■ **WHAT IS REQUIRED**
Collect every line that includes the string "السبت".

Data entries
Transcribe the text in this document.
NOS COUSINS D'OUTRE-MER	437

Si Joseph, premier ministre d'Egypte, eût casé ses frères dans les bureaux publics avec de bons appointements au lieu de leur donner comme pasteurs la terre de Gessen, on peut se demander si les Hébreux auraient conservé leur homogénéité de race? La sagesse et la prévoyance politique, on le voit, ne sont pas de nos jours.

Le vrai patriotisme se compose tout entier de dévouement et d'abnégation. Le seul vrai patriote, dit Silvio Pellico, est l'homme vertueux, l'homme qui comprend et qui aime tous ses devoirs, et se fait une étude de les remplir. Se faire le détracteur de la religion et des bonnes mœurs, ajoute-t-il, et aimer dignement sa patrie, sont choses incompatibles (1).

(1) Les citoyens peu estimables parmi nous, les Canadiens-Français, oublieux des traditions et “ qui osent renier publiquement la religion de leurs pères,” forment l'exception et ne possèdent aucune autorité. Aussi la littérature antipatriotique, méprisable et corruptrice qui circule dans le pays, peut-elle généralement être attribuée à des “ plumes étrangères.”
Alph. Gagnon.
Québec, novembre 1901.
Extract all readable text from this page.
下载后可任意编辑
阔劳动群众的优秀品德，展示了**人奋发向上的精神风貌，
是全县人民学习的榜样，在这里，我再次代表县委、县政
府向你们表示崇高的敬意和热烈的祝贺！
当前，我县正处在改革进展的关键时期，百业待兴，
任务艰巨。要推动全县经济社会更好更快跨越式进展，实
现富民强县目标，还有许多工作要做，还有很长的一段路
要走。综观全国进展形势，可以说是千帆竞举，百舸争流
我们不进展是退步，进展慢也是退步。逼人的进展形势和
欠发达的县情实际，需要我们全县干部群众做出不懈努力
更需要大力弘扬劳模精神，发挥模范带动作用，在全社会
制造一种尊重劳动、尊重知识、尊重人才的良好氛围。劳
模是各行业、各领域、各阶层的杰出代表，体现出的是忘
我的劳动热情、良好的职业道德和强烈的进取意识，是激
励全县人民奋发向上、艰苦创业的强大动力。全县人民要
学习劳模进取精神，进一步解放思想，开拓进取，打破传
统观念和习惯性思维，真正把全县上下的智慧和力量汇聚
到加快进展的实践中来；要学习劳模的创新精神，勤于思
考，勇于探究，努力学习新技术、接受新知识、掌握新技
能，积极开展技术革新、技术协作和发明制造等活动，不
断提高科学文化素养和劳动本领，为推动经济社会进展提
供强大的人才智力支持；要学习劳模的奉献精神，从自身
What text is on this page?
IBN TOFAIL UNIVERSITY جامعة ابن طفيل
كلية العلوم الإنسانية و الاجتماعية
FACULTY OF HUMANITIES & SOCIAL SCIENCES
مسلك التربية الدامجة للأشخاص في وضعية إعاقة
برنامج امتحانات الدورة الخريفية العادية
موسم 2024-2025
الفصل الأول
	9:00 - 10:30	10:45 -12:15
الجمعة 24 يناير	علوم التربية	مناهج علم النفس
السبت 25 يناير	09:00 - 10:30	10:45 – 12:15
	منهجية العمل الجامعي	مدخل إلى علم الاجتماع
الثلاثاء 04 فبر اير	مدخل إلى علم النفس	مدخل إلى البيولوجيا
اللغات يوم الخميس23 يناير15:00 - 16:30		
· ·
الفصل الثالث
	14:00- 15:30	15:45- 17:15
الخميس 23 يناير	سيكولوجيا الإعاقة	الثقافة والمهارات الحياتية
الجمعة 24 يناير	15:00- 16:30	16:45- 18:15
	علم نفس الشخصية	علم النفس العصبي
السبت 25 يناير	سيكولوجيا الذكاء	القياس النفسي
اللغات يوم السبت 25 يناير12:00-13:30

■ **OUTPUT OF THE EXERCISE**
السبت 25 يناير	09:00 - 10:30	10:45 – 12:15
السبت 25 يناير	سيكولوجيا الذكاء	القياس النفسي
اللغات يوم السبت 25 يناير12:00-13:30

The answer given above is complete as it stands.